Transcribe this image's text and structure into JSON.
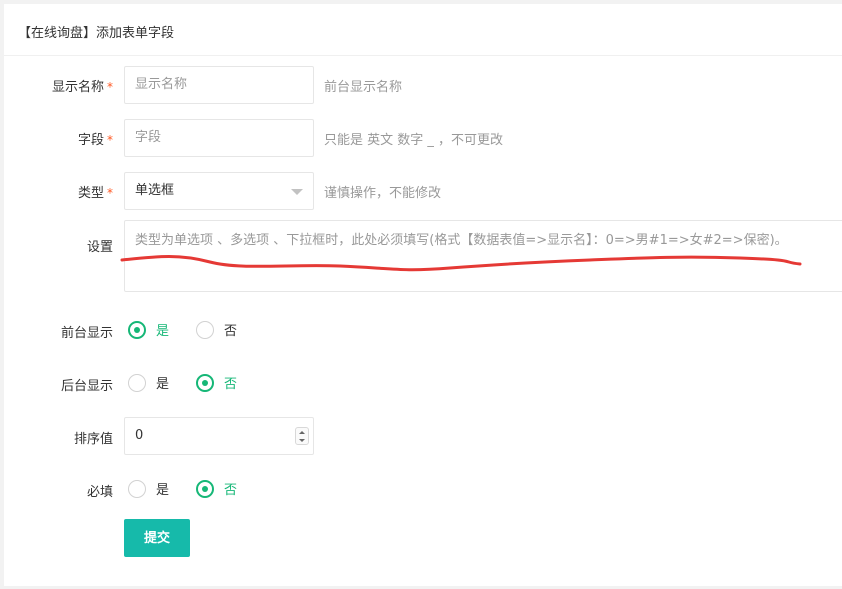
{
  "header": {
    "title": "【在线询盘】添加表单字段"
  },
  "form": {
    "display_name": {
      "label": "显示名称",
      "required_mark": "*",
      "placeholder": "显示名称",
      "hint": "前台显示名称"
    },
    "field": {
      "label": "字段",
      "required_mark": "*",
      "placeholder": "字段",
      "hint": "只能是 英文 数字 _ ，不可更改"
    },
    "type": {
      "label": "类型",
      "required_mark": "*",
      "value": "单选框",
      "hint": "谨慎操作，不能修改"
    },
    "settings": {
      "label": "设置",
      "placeholder": "类型为单选项 、多选项 、下拉框时，此处必须填写(格式【数据表值=>显示名】：0=>男#1=>女#2=>保密)。"
    },
    "front_display": {
      "label": "前台显示",
      "options": [
        "是",
        "否"
      ],
      "selected": "是"
    },
    "back_display": {
      "label": "后台显示",
      "options": [
        "是",
        "否"
      ],
      "selected": "否"
    },
    "sort": {
      "label": "排序值",
      "value": "0"
    },
    "required": {
      "label": "必填",
      "options": [
        "是",
        "否"
      ],
      "selected": "否"
    },
    "submit_label": "提交"
  },
  "colors": {
    "accent": "#16b777",
    "button": "#16baaa",
    "required": "#ff5722",
    "annotation": "#e53935"
  },
  "icons": {
    "select_caret": "caret-down-icon",
    "spinner": "stepper-arrows-icon"
  }
}
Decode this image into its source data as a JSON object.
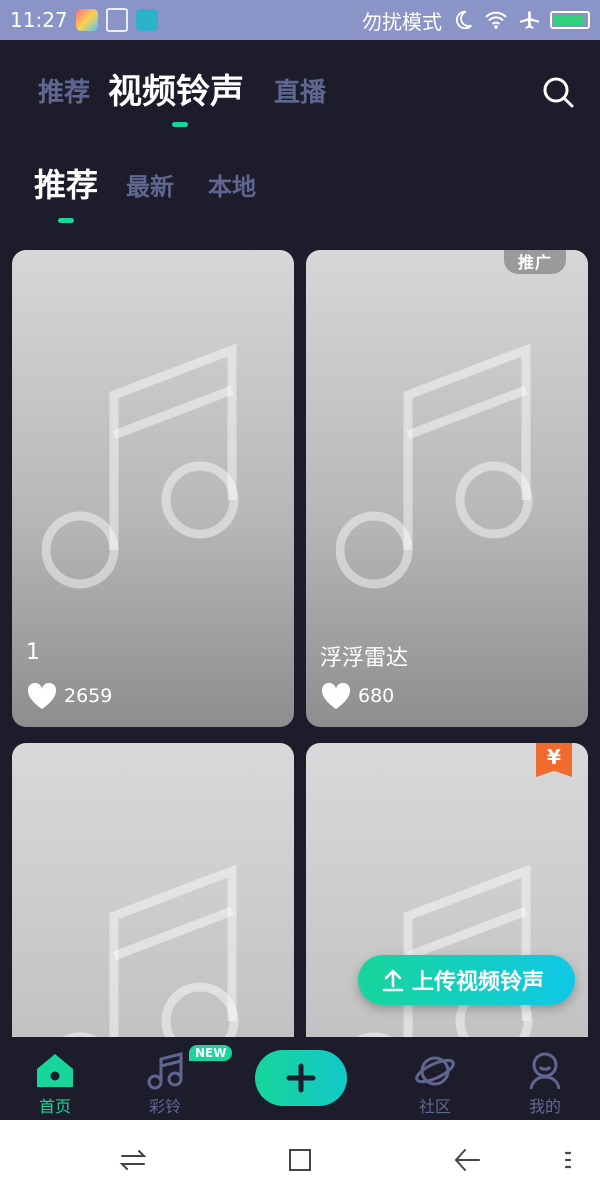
{
  "status_bar": {
    "time": "11:27",
    "dnd_label": "勿扰模式",
    "icons": [
      "photo-app-icon",
      "clipboard-icon",
      "usb-icon",
      "moon-icon",
      "wifi-icon",
      "airplane-icon",
      "battery-icon"
    ]
  },
  "header": {
    "tabs": [
      {
        "label": "推荐"
      },
      {
        "label": "视频铃声"
      },
      {
        "label": "直播"
      }
    ],
    "active_tab": "视频铃声"
  },
  "sub_tabs": [
    {
      "label": "推荐"
    },
    {
      "label": "最新"
    },
    {
      "label": "本地"
    }
  ],
  "cards": [
    {
      "title": "1",
      "likes": "2659"
    },
    {
      "title": "浮浮雷达",
      "likes": "680",
      "badge": "推广"
    },
    {
      "title": "",
      "likes": ""
    },
    {
      "title": "",
      "likes": "",
      "badge": "¥"
    }
  ],
  "upload_button": {
    "label": "上传视频铃声"
  },
  "bottom_nav": {
    "items": [
      {
        "label": "首页"
      },
      {
        "label": "彩铃",
        "badge": "NEW"
      },
      {
        "label": "社区"
      },
      {
        "label": "我的"
      }
    ]
  },
  "colors": {
    "background": "#1d1c2b",
    "accent": "#16d69b",
    "inactive": "#5f6790",
    "status_bar": "#8a94c7"
  }
}
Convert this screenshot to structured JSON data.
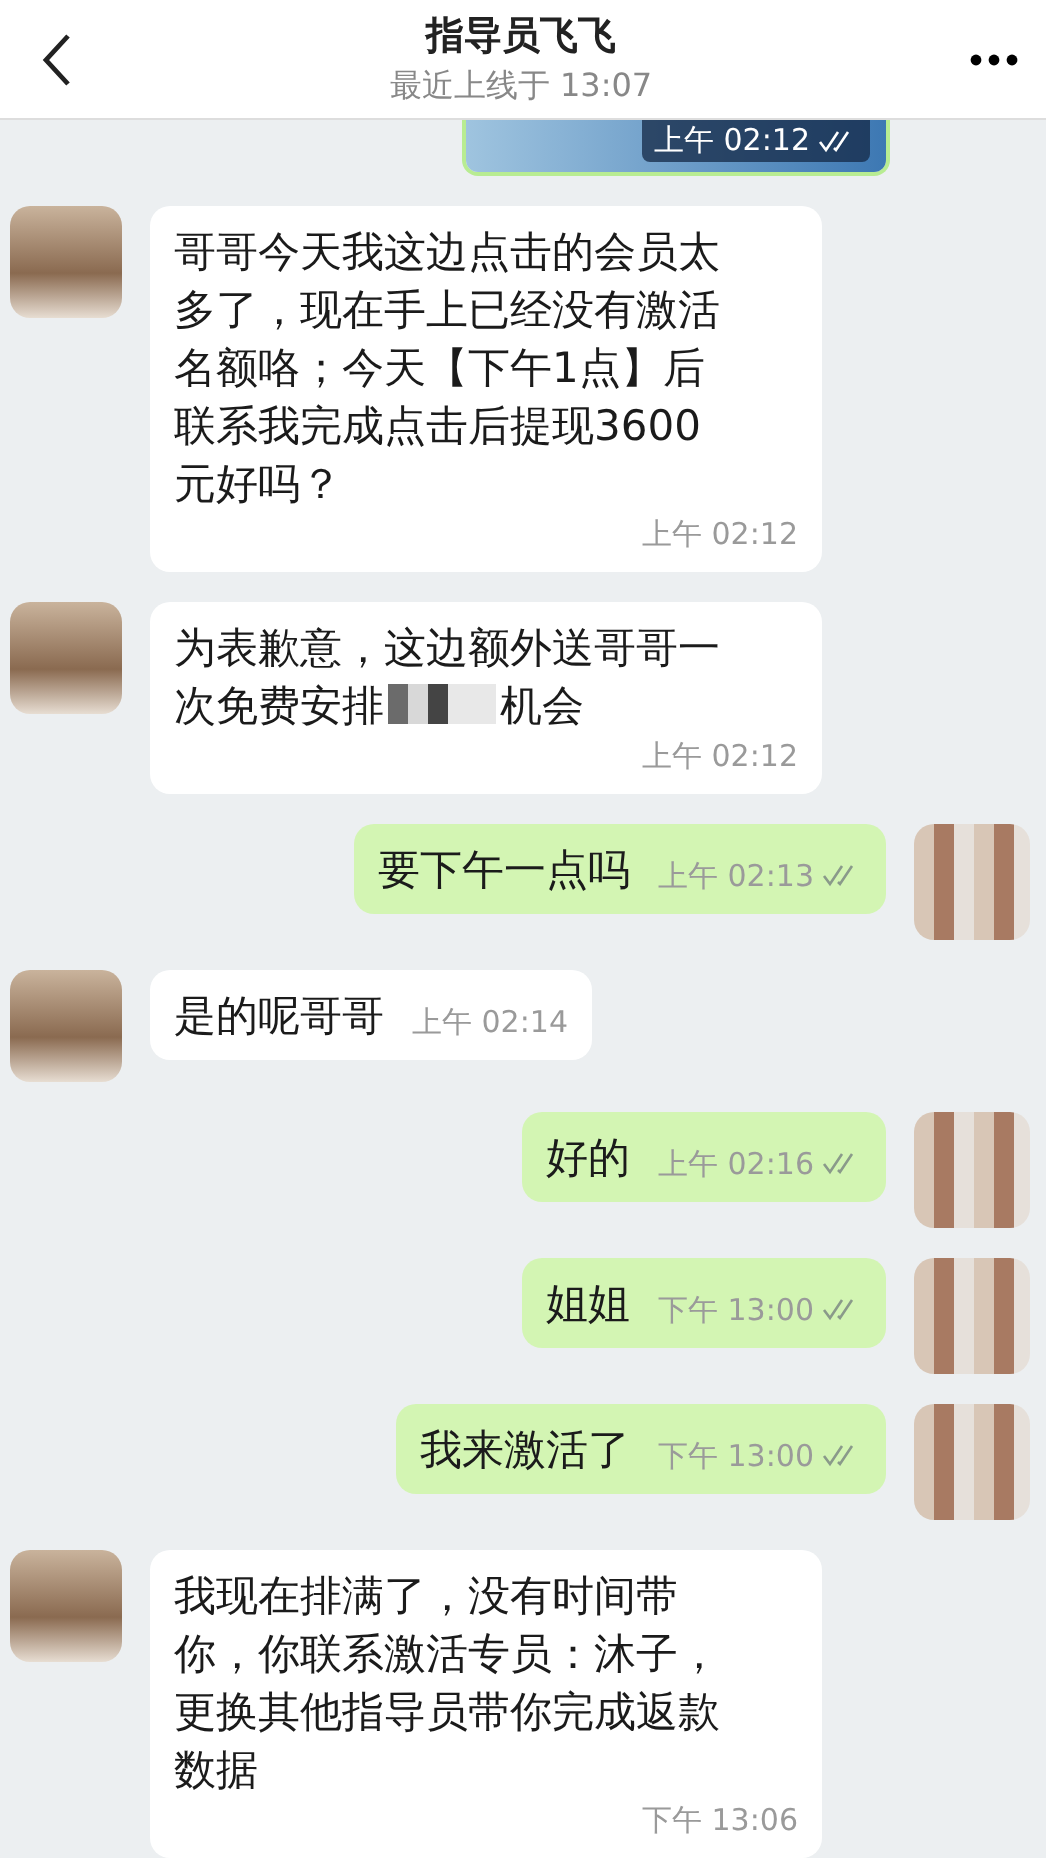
{
  "header": {
    "title": "指导员飞飞",
    "status": "最近上线于 13:07"
  },
  "messages": [
    {
      "kind": "outgoing-image",
      "time": "上午 02:12"
    },
    {
      "kind": "incoming-text",
      "text": "哥哥今天我这边点击的会员太多了，现在手上已经没有激活名额咯；今天【下午1点】后联系我完成点击后提现3600元好吗？",
      "time": "上午 02:12"
    },
    {
      "kind": "incoming-redacted",
      "text": "为表歉意，这边额外送哥哥一次免费安排",
      "text_after": "机会",
      "time": "上午 02:12"
    },
    {
      "kind": "outgoing-text",
      "text": "要下午一点吗",
      "time": "上午 02:13"
    },
    {
      "kind": "incoming-text",
      "text": "是的呢哥哥",
      "time": "上午 02:14"
    },
    {
      "kind": "outgoing-text",
      "text": "好的",
      "time": "上午 02:16"
    },
    {
      "kind": "outgoing-text",
      "text": "姐姐",
      "time": "下午 13:00"
    },
    {
      "kind": "outgoing-text",
      "text": "我来激活了",
      "time": "下午 13:00"
    },
    {
      "kind": "incoming-text",
      "text": "我现在排满了，没有时间带你，你联系激活专员：沐子，更换其他指导员带你完成返款数据",
      "time": "下午 13:06"
    }
  ]
}
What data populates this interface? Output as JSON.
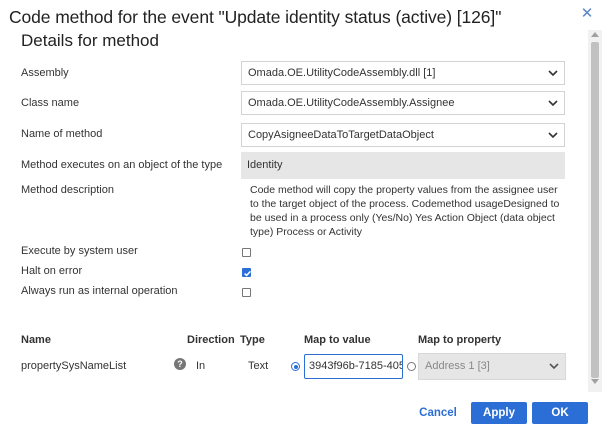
{
  "dialog": {
    "title": "Code method for the event \"Update identity status (active) [126]\"",
    "close_icon": "close-icon"
  },
  "details": {
    "section_title": "Details for method",
    "assembly": {
      "label": "Assembly",
      "value": "Omada.OE.UtilityCodeAssembly.dll [1]"
    },
    "class_name": {
      "label": "Class name",
      "value": "Omada.OE.UtilityCodeAssembly.Assignee"
    },
    "method_name": {
      "label": "Name of method",
      "value": "CopyAsigneeDataToTargetDataObject"
    },
    "object_type": {
      "label": "Method executes on an object of the type",
      "value": "Identity"
    },
    "description": {
      "label": "Method description",
      "value": "Code method will copy the property values from the assignee user to the target object of the process. Codemethod usageDesigned to be used in a process only (Yes/No) Yes Action Object (data object type) Process or Activity"
    },
    "execute_by_system_user": {
      "label": "Execute by system user",
      "checked": false
    },
    "halt_on_error": {
      "label": "Halt on error",
      "checked": true
    },
    "always_internal": {
      "label": "Always run as internal operation",
      "checked": false
    }
  },
  "parameters": {
    "headers": {
      "name": "Name",
      "direction": "Direction",
      "type": "Type",
      "map_to_value": "Map to value",
      "map_to_property": "Map to property"
    },
    "rows": [
      {
        "name": "propertySysNameList",
        "help_icon": "question-circle-icon",
        "help_symbol": "?",
        "direction": "In",
        "type": "Text",
        "map_to_value_selected": true,
        "map_to_value": "3943f96b-7185-405",
        "map_to_property_selected": false,
        "map_to_property": "Address 1 [3]"
      }
    ]
  },
  "footer": {
    "cancel_label": "Cancel",
    "apply_label": "Apply",
    "ok_label": "OK"
  },
  "colors": {
    "accent": "#2b6fd6",
    "readonly_bg": "#e6e6e6"
  }
}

**WHAT YOU WILL DO**
Return the full material word for word. Do not include the pictures.

**FULL RESPONSE**
Transcribe this image's text and structure into JSON.
{
  "header": {
    "title": "【在线询盘】添加表单字段"
  },
  "form": {
    "display_name": {
      "label": "显示名称",
      "required_mark": "*",
      "placeholder": "显示名称",
      "hint": "前台显示名称"
    },
    "field": {
      "label": "字段",
      "required_mark": "*",
      "placeholder": "字段",
      "hint": "只能是 英文 数字 _ ，不可更改"
    },
    "type": {
      "label": "类型",
      "required_mark": "*",
      "value": "单选框",
      "hint": "谨慎操作，不能修改"
    },
    "settings": {
      "label": "设置",
      "placeholder": "类型为单选项 、多选项 、下拉框时，此处必须填写(格式【数据表值=>显示名】：0=>男#1=>女#2=>保密)。"
    },
    "front_display": {
      "label": "前台显示",
      "options": [
        "是",
        "否"
      ],
      "selected": "是"
    },
    "back_display": {
      "label": "后台显示",
      "options": [
        "是",
        "否"
      ],
      "selected": "否"
    },
    "sort": {
      "label": "排序值",
      "value": "0"
    },
    "required": {
      "label": "必填",
      "options": [
        "是",
        "否"
      ],
      "selected": "否"
    },
    "submit_label": "提交"
  },
  "colors": {
    "accent": "#16b777",
    "button": "#16baaa",
    "required": "#ff5722",
    "annotation": "#e53935"
  },
  "icons": {
    "select_caret": "caret-down-icon",
    "spinner": "stepper-arrows-icon"
  }
}
Decode this image into its source data as a JSON object.
{
  "status_bar": {
    "time": "11:27",
    "dnd_label": "勿扰模式",
    "icons": [
      "photo-app-icon",
      "clipboard-icon",
      "usb-icon",
      "moon-icon",
      "wifi-icon",
      "airplane-icon",
      "battery-icon"
    ]
  },
  "header": {
    "tabs": [
      {
        "label": "推荐"
      },
      {
        "label": "视频铃声"
      },
      {
        "label": "直播"
      }
    ],
    "active_tab": "视频铃声"
  },
  "sub_tabs": [
    {
      "label": "推荐"
    },
    {
      "label": "最新"
    },
    {
      "label": "本地"
    }
  ],
  "cards": [
    {
      "title": "1",
      "likes": "2659"
    },
    {
      "title": "浮浮雷达",
      "likes": "680",
      "badge": "推广"
    },
    {
      "title": "",
      "likes": ""
    },
    {
      "title": "",
      "likes": "",
      "badge": "¥"
    }
  ],
  "upload_button": {
    "label": "上传视频铃声"
  },
  "bottom_nav": {
    "items": [
      {
        "label": "首页"
      },
      {
        "label": "彩铃",
        "badge": "NEW"
      },
      {
        "label": "社区"
      },
      {
        "label": "我的"
      }
    ]
  },
  "colors": {
    "background": "#1d1c2b",
    "accent": "#16d69b",
    "inactive": "#5f6790",
    "status_bar": "#8a94c7"
  }
}
Convert this screenshot to structured JSON data.
{
  "header": {
    "title": "指导员飞飞",
    "status": "最近上线于 13:07"
  },
  "messages": [
    {
      "kind": "outgoing-image",
      "time": "上午 02:12"
    },
    {
      "kind": "incoming-text",
      "text": "哥哥今天我这边点击的会员太多了，现在手上已经没有激活名额咯；今天【下午1点】后联系我完成点击后提现3600元好吗？",
      "time": "上午 02:12"
    },
    {
      "kind": "incoming-redacted",
      "text": "为表歉意，这边额外送哥哥一次免费安排",
      "text_after": "机会",
      "time": "上午 02:12"
    },
    {
      "kind": "outgoing-text",
      "text": "要下午一点吗",
      "time": "上午 02:13"
    },
    {
      "kind": "incoming-text",
      "text": "是的呢哥哥",
      "time": "上午 02:14"
    },
    {
      "kind": "outgoing-text",
      "text": "好的",
      "time": "上午 02:16"
    },
    {
      "kind": "outgoing-text",
      "text": "姐姐",
      "time": "下午 13:00"
    },
    {
      "kind": "outgoing-text",
      "text": "我来激活了",
      "time": "下午 13:00"
    },
    {
      "kind": "incoming-text",
      "text": "我现在排满了，没有时间带你，你联系激活专员：沐子，更换其他指导员带你完成返款数据",
      "time": "下午 13:06"
    }
  ]
}
What data populates this interface? Output as JSON.
{
  "dialog": {
    "title": "Code method for the event \"Update identity status (active) [126]\"",
    "close_icon": "close-icon"
  },
  "details": {
    "section_title": "Details for method",
    "assembly": {
      "label": "Assembly",
      "value": "Omada.OE.UtilityCodeAssembly.dll [1]"
    },
    "class_name": {
      "label": "Class name",
      "value": "Omada.OE.UtilityCodeAssembly.Assignee"
    },
    "method_name": {
      "label": "Name of method",
      "value": "CopyAsigneeDataToTargetDataObject"
    },
    "object_type": {
      "label": "Method executes on an object of the type",
      "value": "Identity"
    },
    "description": {
      "label": "Method description",
      "value": "Code method will copy the property values from the assignee user to the target object of the process. Codemethod usageDesigned to be used in a process only (Yes/No) Yes Action Object (data object type) Process or Activity"
    },
    "execute_by_system_user": {
      "label": "Execute by system user",
      "checked": false
    },
    "halt_on_error": {
      "label": "Halt on error",
      "checked": true
    },
    "always_internal": {
      "label": "Always run as internal operation",
      "checked": false
    }
  },
  "parameters": {
    "headers": {
      "name": "Name",
      "direction": "Direction",
      "type": "Type",
      "map_to_value": "Map to value",
      "map_to_property": "Map to property"
    },
    "rows": [
      {
        "name": "propertySysNameList",
        "help_icon": "question-circle-icon",
        "help_symbol": "?",
        "direction": "In",
        "type": "Text",
        "map_to_value_selected": true,
        "map_to_value": "3943f96b-7185-405",
        "map_to_property_selected": false,
        "map_to_property": "Address 1 [3]"
      }
    ]
  },
  "footer": {
    "cancel_label": "Cancel",
    "apply_label": "Apply",
    "ok_label": "OK"
  },
  "colors": {
    "accent": "#2b6fd6",
    "readonly_bg": "#e6e6e6"
  }
}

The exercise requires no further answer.